▸ **Short task**
Among the entries below, find how many lines carry the word "JSON" and state only that figure.

▸ **Given data**
-----

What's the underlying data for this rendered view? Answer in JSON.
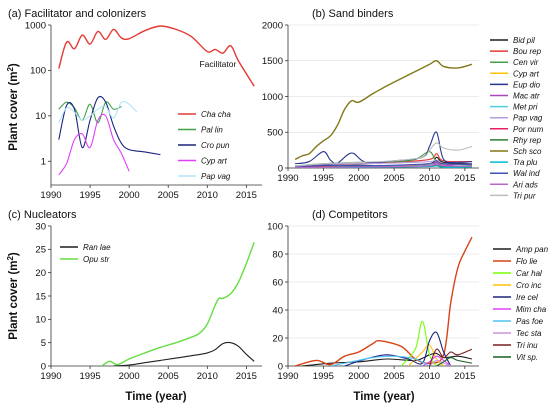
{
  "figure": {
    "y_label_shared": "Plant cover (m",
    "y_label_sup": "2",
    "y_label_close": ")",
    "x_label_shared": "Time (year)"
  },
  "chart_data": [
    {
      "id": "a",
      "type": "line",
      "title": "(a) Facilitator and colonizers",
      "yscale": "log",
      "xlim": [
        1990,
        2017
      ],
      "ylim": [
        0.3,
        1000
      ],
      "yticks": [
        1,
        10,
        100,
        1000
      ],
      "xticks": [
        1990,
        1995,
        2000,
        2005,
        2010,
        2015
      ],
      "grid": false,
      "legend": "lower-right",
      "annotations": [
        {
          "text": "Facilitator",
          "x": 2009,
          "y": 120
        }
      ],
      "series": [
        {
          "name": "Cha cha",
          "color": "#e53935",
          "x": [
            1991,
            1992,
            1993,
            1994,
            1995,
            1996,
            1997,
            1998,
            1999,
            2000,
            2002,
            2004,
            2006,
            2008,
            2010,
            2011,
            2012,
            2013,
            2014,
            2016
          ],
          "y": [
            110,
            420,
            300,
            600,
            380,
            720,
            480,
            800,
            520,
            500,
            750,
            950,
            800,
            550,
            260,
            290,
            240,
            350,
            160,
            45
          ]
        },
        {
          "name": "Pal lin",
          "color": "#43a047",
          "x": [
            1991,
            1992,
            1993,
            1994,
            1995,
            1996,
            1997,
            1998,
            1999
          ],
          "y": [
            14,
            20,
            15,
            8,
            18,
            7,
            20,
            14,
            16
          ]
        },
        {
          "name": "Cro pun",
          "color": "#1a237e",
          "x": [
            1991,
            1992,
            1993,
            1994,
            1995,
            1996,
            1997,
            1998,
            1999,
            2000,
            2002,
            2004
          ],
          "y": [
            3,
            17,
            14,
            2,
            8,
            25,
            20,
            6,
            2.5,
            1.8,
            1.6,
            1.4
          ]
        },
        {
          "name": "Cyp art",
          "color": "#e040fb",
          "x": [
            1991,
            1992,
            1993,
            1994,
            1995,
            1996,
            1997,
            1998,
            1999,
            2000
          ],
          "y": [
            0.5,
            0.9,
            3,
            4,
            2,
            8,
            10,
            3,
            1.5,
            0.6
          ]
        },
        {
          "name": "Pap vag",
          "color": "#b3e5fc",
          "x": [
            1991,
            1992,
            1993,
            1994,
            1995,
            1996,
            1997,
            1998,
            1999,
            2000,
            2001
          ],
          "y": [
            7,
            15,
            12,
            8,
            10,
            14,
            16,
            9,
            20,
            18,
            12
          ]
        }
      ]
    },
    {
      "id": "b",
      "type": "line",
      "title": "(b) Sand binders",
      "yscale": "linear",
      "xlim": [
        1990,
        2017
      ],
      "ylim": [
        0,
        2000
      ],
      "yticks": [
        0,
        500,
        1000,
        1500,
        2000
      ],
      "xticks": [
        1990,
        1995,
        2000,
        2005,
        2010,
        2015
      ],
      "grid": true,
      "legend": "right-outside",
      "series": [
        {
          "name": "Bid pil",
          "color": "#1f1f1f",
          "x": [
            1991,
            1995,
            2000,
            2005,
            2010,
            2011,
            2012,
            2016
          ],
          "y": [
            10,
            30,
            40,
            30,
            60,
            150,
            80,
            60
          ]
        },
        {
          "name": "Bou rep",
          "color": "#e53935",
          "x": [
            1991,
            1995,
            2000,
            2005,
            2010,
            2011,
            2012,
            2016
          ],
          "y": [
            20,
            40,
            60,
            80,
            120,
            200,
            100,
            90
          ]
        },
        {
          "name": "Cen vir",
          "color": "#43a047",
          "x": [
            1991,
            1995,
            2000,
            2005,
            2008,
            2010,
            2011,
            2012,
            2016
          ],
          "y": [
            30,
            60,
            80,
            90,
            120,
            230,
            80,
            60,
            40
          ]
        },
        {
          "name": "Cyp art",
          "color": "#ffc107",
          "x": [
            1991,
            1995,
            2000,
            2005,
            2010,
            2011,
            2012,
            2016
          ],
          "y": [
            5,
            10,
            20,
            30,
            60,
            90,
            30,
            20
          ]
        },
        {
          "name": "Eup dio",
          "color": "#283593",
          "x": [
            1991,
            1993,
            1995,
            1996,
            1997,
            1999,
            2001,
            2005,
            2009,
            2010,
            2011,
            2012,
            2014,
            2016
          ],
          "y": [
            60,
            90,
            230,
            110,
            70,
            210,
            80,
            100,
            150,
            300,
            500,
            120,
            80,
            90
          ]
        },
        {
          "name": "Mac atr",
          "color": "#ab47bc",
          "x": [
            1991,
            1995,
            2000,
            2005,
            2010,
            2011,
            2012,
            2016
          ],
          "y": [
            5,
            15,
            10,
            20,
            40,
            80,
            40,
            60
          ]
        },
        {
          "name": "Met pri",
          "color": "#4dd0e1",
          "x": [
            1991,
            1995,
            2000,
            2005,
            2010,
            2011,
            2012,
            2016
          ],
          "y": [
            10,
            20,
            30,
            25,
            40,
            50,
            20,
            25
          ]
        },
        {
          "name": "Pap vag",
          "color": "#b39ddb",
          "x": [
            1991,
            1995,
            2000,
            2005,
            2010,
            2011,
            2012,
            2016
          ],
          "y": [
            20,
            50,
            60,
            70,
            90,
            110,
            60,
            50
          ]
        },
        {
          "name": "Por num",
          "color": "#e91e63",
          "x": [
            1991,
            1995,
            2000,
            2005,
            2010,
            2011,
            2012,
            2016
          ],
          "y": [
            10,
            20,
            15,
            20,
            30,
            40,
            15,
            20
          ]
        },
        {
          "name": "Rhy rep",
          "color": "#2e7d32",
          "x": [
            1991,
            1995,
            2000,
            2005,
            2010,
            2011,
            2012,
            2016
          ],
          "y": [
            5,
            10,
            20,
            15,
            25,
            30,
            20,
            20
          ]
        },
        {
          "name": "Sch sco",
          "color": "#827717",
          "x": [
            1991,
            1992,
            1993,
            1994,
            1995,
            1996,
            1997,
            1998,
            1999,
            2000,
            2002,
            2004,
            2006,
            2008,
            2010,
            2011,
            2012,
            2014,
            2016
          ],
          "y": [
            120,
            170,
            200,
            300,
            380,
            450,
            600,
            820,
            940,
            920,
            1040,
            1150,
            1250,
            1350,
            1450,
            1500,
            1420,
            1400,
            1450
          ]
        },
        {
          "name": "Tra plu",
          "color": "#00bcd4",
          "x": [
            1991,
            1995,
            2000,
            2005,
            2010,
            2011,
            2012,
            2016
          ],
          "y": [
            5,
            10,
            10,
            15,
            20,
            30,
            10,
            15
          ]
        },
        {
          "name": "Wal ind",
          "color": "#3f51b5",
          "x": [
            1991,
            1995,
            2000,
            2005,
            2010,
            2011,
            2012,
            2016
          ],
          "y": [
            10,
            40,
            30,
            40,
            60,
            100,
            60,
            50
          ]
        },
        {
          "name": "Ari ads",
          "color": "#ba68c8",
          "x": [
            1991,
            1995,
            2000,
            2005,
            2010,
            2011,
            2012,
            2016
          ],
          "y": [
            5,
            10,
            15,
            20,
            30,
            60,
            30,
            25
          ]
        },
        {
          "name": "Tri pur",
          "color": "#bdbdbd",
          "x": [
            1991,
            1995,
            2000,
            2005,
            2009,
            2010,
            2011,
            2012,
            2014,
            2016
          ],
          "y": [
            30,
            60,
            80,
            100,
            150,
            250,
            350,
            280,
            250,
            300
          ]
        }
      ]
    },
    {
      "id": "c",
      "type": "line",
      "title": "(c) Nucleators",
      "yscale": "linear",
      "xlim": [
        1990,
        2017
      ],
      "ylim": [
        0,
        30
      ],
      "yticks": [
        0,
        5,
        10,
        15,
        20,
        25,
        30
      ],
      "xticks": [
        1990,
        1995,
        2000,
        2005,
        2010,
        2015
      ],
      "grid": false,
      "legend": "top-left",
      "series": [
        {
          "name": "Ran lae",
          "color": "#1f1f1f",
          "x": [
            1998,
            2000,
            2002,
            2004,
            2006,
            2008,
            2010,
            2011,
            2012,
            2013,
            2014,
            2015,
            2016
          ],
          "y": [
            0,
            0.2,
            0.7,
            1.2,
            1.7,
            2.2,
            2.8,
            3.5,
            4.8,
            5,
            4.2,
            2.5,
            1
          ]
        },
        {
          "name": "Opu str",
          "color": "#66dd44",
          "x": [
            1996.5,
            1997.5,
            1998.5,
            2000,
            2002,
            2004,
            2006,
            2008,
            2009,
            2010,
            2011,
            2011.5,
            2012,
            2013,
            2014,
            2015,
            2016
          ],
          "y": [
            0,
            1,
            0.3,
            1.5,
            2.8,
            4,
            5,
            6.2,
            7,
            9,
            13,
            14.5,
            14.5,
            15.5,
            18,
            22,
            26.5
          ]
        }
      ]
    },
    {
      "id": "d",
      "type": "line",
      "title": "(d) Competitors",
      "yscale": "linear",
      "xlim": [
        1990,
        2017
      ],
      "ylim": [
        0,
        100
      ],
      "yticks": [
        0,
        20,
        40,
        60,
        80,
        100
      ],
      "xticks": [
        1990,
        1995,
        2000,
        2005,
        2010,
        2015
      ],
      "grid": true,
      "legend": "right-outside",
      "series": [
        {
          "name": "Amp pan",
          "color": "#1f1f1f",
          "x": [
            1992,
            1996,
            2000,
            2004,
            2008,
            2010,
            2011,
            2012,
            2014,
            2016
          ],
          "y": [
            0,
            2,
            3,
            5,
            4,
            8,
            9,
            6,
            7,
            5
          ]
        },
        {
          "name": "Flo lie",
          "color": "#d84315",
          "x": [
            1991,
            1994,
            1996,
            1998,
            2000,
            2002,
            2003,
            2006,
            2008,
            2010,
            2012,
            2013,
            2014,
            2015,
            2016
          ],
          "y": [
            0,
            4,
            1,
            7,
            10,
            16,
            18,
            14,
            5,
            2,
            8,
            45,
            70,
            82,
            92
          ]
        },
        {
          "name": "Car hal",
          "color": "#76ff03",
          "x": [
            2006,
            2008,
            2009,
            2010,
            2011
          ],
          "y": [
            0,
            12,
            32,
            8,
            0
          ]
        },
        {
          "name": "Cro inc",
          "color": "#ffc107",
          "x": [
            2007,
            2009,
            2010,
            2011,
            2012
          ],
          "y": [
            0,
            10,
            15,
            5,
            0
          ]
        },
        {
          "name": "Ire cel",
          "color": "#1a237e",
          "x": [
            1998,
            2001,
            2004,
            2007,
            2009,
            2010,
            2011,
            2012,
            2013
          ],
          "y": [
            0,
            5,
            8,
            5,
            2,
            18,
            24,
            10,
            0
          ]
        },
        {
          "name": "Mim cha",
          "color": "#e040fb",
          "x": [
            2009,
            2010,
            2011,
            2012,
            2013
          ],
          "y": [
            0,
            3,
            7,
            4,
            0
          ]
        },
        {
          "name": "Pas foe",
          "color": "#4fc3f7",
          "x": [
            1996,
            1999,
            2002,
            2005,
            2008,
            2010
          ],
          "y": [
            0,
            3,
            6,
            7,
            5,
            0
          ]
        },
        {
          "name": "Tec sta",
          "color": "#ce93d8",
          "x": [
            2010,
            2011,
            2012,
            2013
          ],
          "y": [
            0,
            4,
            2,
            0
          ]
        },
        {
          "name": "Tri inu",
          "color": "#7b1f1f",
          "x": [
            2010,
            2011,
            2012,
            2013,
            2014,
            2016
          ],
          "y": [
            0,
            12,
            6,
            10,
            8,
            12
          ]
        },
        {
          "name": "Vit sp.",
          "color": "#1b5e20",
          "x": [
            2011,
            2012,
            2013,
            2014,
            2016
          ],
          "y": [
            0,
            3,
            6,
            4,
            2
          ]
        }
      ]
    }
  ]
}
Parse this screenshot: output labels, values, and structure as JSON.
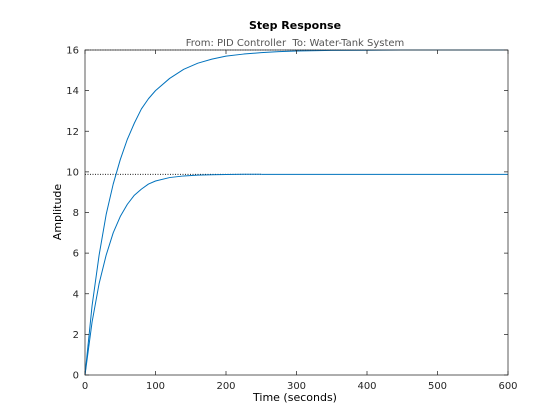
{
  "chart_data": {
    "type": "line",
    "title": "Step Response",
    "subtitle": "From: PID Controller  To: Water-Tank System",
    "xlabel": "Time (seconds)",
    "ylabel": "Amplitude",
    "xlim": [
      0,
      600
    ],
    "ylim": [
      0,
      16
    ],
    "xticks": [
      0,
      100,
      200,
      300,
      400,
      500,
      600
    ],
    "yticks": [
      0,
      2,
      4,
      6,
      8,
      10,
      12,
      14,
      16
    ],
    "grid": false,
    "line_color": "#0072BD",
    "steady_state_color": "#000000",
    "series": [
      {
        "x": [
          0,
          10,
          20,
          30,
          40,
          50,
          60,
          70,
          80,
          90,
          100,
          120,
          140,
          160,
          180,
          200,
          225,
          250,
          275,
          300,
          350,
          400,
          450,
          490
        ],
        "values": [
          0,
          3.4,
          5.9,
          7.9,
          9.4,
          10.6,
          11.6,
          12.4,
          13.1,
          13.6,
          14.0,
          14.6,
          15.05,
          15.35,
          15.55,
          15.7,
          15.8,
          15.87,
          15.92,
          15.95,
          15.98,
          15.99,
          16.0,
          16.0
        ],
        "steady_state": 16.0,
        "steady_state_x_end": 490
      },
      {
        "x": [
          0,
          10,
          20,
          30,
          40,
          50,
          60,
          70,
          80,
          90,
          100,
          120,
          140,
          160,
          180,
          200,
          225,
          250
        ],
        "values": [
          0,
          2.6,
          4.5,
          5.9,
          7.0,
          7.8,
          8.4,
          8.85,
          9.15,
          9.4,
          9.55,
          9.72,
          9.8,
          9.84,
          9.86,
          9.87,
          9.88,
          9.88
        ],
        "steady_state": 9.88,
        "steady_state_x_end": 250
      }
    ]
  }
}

-----

▸ **Completed exercise**
2